» **Problem to solve**:
Skip the images and return the records below exactly.

============

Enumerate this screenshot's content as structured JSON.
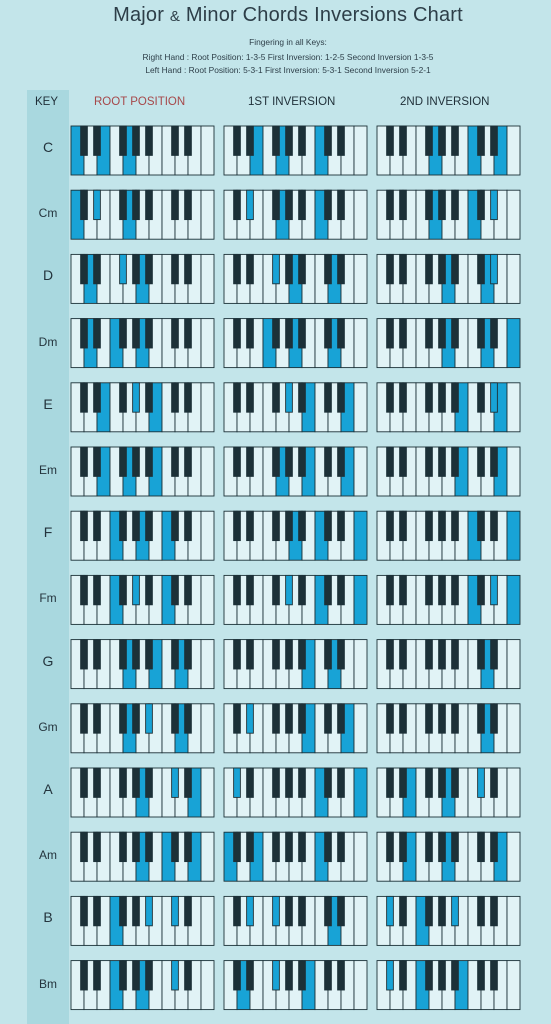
{
  "title": "Major",
  "title_amp": "&",
  "title_rest": "Minor Chords Inversions Chart",
  "subtitle": "Fingering in all Keys:",
  "right_hand": "Right Hand : Root Position: 1-3-5 First Inversion: 1-2-5 Second Inversion 1-3-5",
  "left_hand": "Left Hand : Root Position: 5-3-1 First Inversion: 5-3-1 Second Inversion 5-2-1",
  "headers": {
    "key": "KEY",
    "root": "ROOT POSITION",
    "first": "1ST INVERSION",
    "second": "2ND INVERSION"
  },
  "colors": {
    "background": "#c3e5ea",
    "key_column": "#a9d8df",
    "white_key": "#e1f3f6",
    "black_key": "#1c3138",
    "highlight": "#18a3d6",
    "root_header": "#a6484a"
  },
  "keyboard": {
    "white_keys": 11,
    "black_key_after_white": [
      0,
      1,
      3,
      4,
      5,
      7,
      8
    ]
  },
  "chords": [
    {
      "name": "C",
      "minor": false,
      "root": [
        "w0",
        "w2",
        "w4"
      ],
      "first": [
        "w2",
        "w4",
        "w7"
      ],
      "second": [
        "w4",
        "w7",
        "w9"
      ]
    },
    {
      "name": "Cm",
      "minor": true,
      "root": [
        "w0",
        "b1",
        "w4"
      ],
      "first": [
        "b1",
        "w4",
        "w7"
      ],
      "second": [
        "w4",
        "w7",
        "b8"
      ]
    },
    {
      "name": "D",
      "minor": false,
      "root": [
        "w1",
        "b3",
        "w5"
      ],
      "first": [
        "b3",
        "w5",
        "w8"
      ],
      "second": [
        "w5",
        "w8",
        "b8"
      ]
    },
    {
      "name": "Dm",
      "minor": true,
      "root": [
        "w1",
        "w3",
        "w5"
      ],
      "first": [
        "w3",
        "w5",
        "w8"
      ],
      "second": [
        "w5",
        "w8",
        "w10"
      ]
    },
    {
      "name": "E",
      "minor": false,
      "root": [
        "w2",
        "b4",
        "w6"
      ],
      "first": [
        "b4",
        "w6",
        "w9"
      ],
      "second": [
        "w6",
        "w9",
        "b8"
      ]
    },
    {
      "name": "Em",
      "minor": true,
      "root": [
        "w2",
        "w4",
        "w6"
      ],
      "first": [
        "w4",
        "w6",
        "w9"
      ],
      "second": [
        "w6",
        "w9",
        "w11"
      ]
    },
    {
      "name": "F",
      "minor": false,
      "root": [
        "w3",
        "w5",
        "w7"
      ],
      "first": [
        "w5",
        "w7",
        "w10"
      ],
      "second": [
        "w7",
        "w10",
        "w12"
      ]
    },
    {
      "name": "Fm",
      "minor": true,
      "root": [
        "w3",
        "b4",
        "w7"
      ],
      "first": [
        "b4",
        "w7",
        "w10"
      ],
      "second": [
        "w7",
        "w10",
        "b8"
      ]
    },
    {
      "name": "G",
      "minor": false,
      "root": [
        "w4",
        "w6",
        "w8"
      ],
      "first": [
        "w6",
        "w8",
        "w11"
      ],
      "second": [
        "w8",
        "w11",
        "w13"
      ]
    },
    {
      "name": "Gm",
      "minor": true,
      "root": [
        "w4",
        "b5",
        "w8"
      ],
      "first": [
        "b1",
        "w6",
        "w9"
      ],
      "second": [
        "w8",
        "w11",
        "b9"
      ]
    },
    {
      "name": "A",
      "minor": false,
      "root": [
        "w5",
        "b7",
        "w9"
      ],
      "first": [
        "b0",
        "w7",
        "w10"
      ],
      "second": [
        "w2",
        "w5",
        "b7"
      ]
    },
    {
      "name": "Am",
      "minor": true,
      "root": [
        "w5",
        "w7",
        "w9"
      ],
      "first": [
        "w0",
        "w2",
        "w7"
      ],
      "second": [
        "w2",
        "w5",
        "w9"
      ]
    },
    {
      "name": "B",
      "minor": false,
      "root": [
        "w3",
        "b5",
        "b7"
      ],
      "first": [
        "b1",
        "b3",
        "w8"
      ],
      "second": [
        "b0",
        "w3",
        "b5"
      ]
    },
    {
      "name": "Bm",
      "minor": true,
      "root": [
        "w3",
        "w5",
        "b7"
      ],
      "first": [
        "w1",
        "b3",
        "w6"
      ],
      "second": [
        "b0",
        "w3",
        "w6"
      ]
    }
  ]
}
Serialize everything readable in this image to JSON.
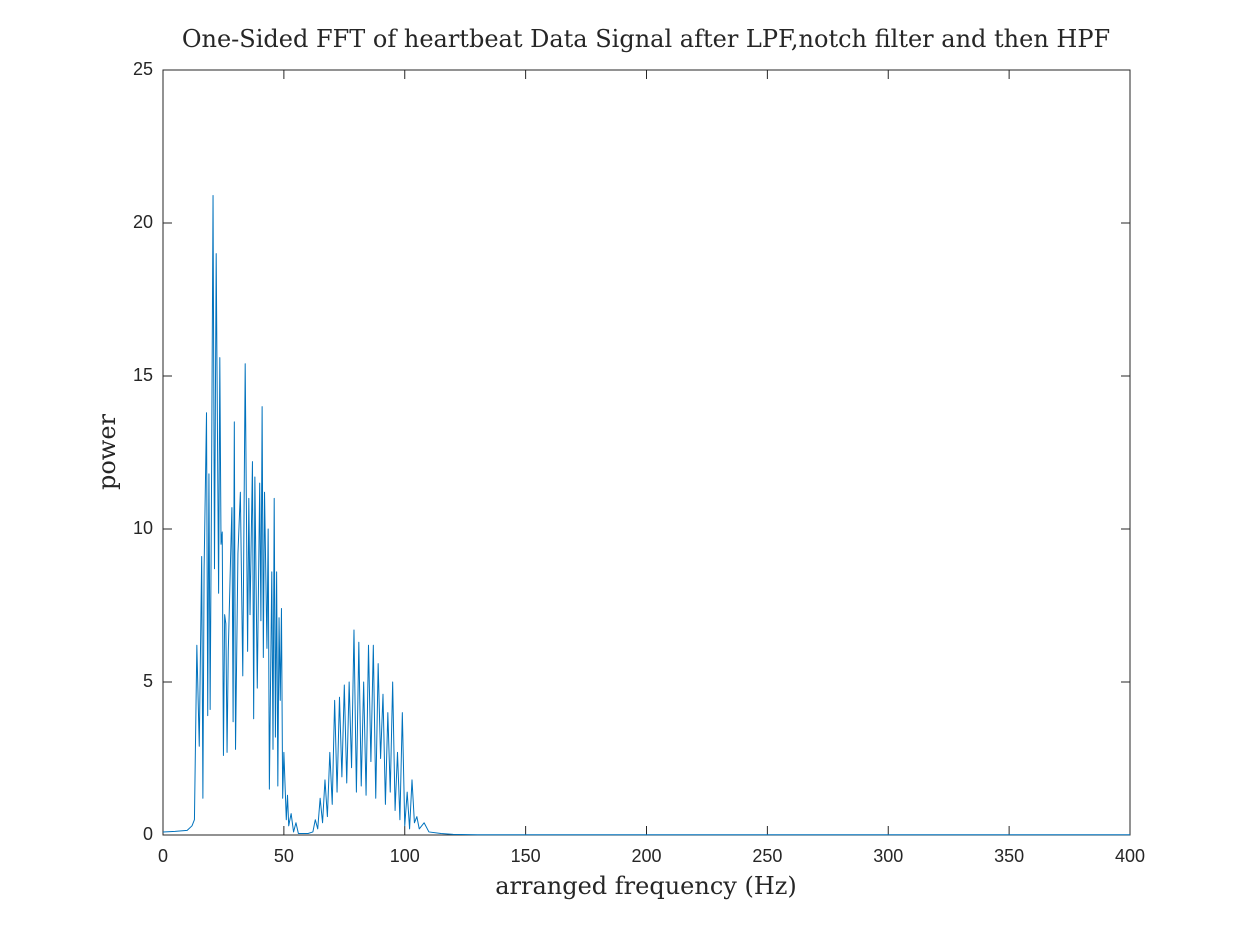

============

» **Answer below**:
Enumerate this screenshot's content as structured JSON.
{
  "title": "Major",
  "title_amp": "&",
  "title_rest": "Minor Chords Inversions Chart",
  "subtitle": "Fingering in all Keys:",
  "right_hand": "Right Hand : Root Position: 1-3-5 First Inversion: 1-2-5 Second Inversion 1-3-5",
  "left_hand": "Left Hand : Root Position: 5-3-1 First Inversion: 5-3-1 Second Inversion 5-2-1",
  "headers": {
    "key": "KEY",
    "root": "ROOT POSITION",
    "first": "1ST INVERSION",
    "second": "2ND INVERSION"
  },
  "colors": {
    "background": "#c3e5ea",
    "key_column": "#a9d8df",
    "white_key": "#e1f3f6",
    "black_key": "#1c3138",
    "highlight": "#18a3d6",
    "root_header": "#a6484a"
  },
  "keyboard": {
    "white_keys": 11,
    "black_key_after_white": [
      0,
      1,
      3,
      4,
      5,
      7,
      8
    ]
  },
  "chords": [
    {
      "name": "C",
      "minor": false,
      "root": [
        "w0",
        "w2",
        "w4"
      ],
      "first": [
        "w2",
        "w4",
        "w7"
      ],
      "second": [
        "w4",
        "w7",
        "w9"
      ]
    },
    {
      "name": "Cm",
      "minor": true,
      "root": [
        "w0",
        "b1",
        "w4"
      ],
      "first": [
        "b1",
        "w4",
        "w7"
      ],
      "second": [
        "w4",
        "w7",
        "b8"
      ]
    },
    {
      "name": "D",
      "minor": false,
      "root": [
        "w1",
        "b3",
        "w5"
      ],
      "first": [
        "b3",
        "w5",
        "w8"
      ],
      "second": [
        "w5",
        "w8",
        "b8"
      ]
    },
    {
      "name": "Dm",
      "minor": true,
      "root": [
        "w1",
        "w3",
        "w5"
      ],
      "first": [
        "w3",
        "w5",
        "w8"
      ],
      "second": [
        "w5",
        "w8",
        "w10"
      ]
    },
    {
      "name": "E",
      "minor": false,
      "root": [
        "w2",
        "b4",
        "w6"
      ],
      "first": [
        "b4",
        "w6",
        "w9"
      ],
      "second": [
        "w6",
        "w9",
        "b8"
      ]
    },
    {
      "name": "Em",
      "minor": true,
      "root": [
        "w2",
        "w4",
        "w6"
      ],
      "first": [
        "w4",
        "w6",
        "w9"
      ],
      "second": [
        "w6",
        "w9",
        "w11"
      ]
    },
    {
      "name": "F",
      "minor": false,
      "root": [
        "w3",
        "w5",
        "w7"
      ],
      "first": [
        "w5",
        "w7",
        "w10"
      ],
      "second": [
        "w7",
        "w10",
        "w12"
      ]
    },
    {
      "name": "Fm",
      "minor": true,
      "root": [
        "w3",
        "b4",
        "w7"
      ],
      "first": [
        "b4",
        "w7",
        "w10"
      ],
      "second": [
        "w7",
        "w10",
        "b8"
      ]
    },
    {
      "name": "G",
      "minor": false,
      "root": [
        "w4",
        "w6",
        "w8"
      ],
      "first": [
        "w6",
        "w8",
        "w11"
      ],
      "second": [
        "w8",
        "w11",
        "w13"
      ]
    },
    {
      "name": "Gm",
      "minor": true,
      "root": [
        "w4",
        "b5",
        "w8"
      ],
      "first": [
        "b1",
        "w6",
        "w9"
      ],
      "second": [
        "w8",
        "w11",
        "b9"
      ]
    },
    {
      "name": "A",
      "minor": false,
      "root": [
        "w5",
        "b7",
        "w9"
      ],
      "first": [
        "b0",
        "w7",
        "w10"
      ],
      "second": [
        "w2",
        "w5",
        "b7"
      ]
    },
    {
      "name": "Am",
      "minor": true,
      "root": [
        "w5",
        "w7",
        "w9"
      ],
      "first": [
        "w0",
        "w2",
        "w7"
      ],
      "second": [
        "w2",
        "w5",
        "w9"
      ]
    },
    {
      "name": "B",
      "minor": false,
      "root": [
        "w3",
        "b5",
        "b7"
      ],
      "first": [
        "b1",
        "b3",
        "w8"
      ],
      "second": [
        "b0",
        "w3",
        "b5"
      ]
    },
    {
      "name": "Bm",
      "minor": true,
      "root": [
        "w3",
        "w5",
        "b7"
      ],
      "first": [
        "w1",
        "b3",
        "w6"
      ],
      "second": [
        "b0",
        "w3",
        "w6"
      ]
    }
  ]
}
Serialize everything readable in this image to JSON.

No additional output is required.